- What the task requires: Extract and list every line that contains the word "перепрыгивает".

□ □ □ □

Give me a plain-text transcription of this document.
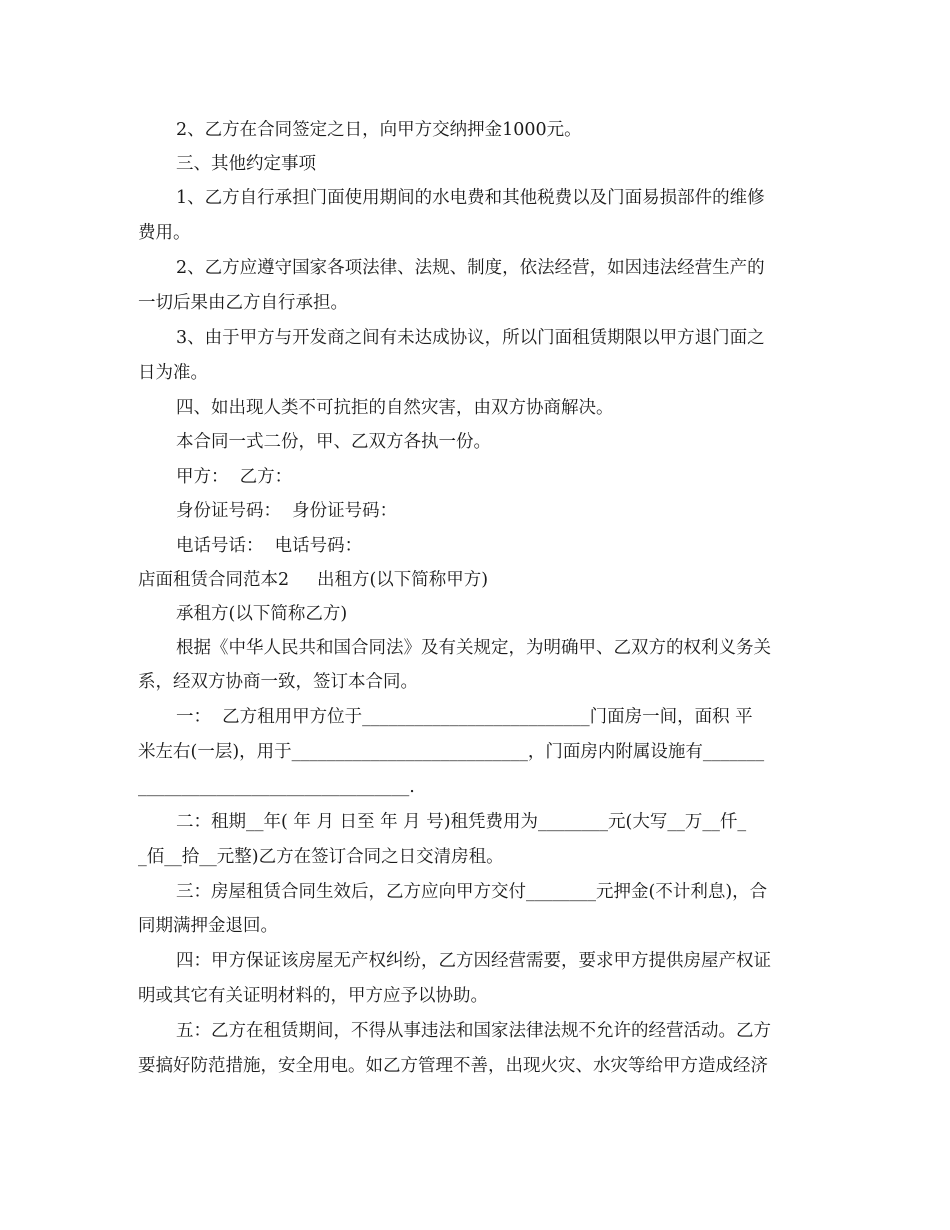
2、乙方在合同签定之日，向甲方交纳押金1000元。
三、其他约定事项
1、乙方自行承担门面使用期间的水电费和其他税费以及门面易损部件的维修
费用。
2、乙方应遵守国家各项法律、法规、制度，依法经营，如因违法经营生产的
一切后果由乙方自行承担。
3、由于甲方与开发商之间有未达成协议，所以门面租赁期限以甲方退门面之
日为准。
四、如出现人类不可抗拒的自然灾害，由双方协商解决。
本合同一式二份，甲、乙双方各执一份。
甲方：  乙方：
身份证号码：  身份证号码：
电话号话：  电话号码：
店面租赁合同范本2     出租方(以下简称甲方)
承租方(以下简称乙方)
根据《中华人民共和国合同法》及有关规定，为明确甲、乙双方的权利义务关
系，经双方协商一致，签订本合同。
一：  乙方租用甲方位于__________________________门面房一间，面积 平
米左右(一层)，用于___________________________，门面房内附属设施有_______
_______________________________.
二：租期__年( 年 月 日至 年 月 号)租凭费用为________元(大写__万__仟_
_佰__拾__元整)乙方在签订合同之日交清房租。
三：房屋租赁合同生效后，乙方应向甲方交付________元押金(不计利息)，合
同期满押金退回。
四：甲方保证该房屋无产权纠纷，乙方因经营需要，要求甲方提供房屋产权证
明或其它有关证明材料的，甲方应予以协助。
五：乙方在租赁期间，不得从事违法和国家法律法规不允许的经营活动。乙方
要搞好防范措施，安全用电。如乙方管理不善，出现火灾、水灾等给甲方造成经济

□ □ □ □

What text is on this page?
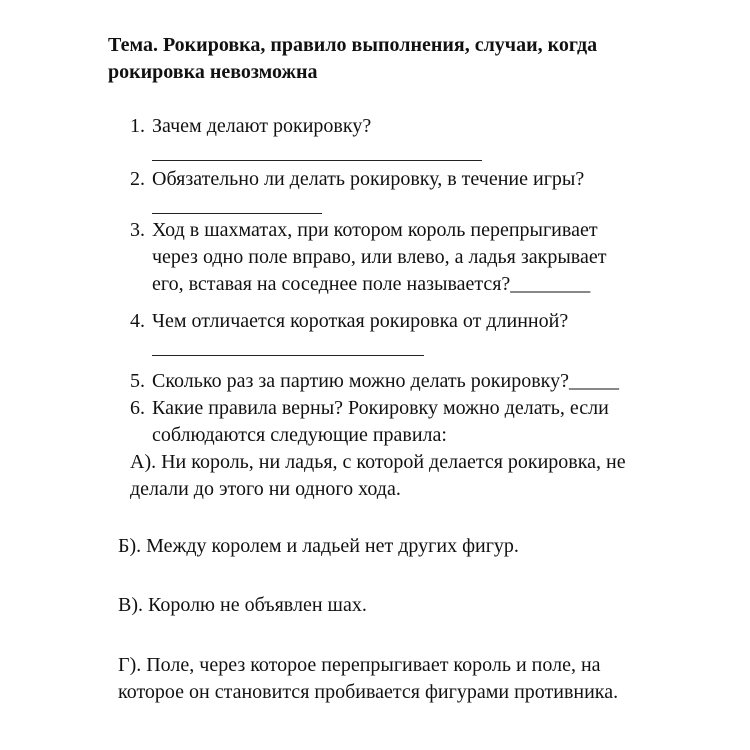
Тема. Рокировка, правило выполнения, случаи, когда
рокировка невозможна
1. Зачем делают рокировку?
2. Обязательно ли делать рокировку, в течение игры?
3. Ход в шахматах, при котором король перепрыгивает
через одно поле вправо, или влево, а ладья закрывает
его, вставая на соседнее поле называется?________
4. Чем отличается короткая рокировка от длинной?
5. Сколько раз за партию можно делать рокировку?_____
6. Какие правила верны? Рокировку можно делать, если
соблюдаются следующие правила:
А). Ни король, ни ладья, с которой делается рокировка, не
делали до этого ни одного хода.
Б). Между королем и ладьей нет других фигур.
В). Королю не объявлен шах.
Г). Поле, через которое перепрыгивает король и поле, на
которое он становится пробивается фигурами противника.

□ □ □ □

- Result:
3. Ход в шахматах, при котором король перепрыгивает
Г). Поле, через которое перепрыгивает король и поле, на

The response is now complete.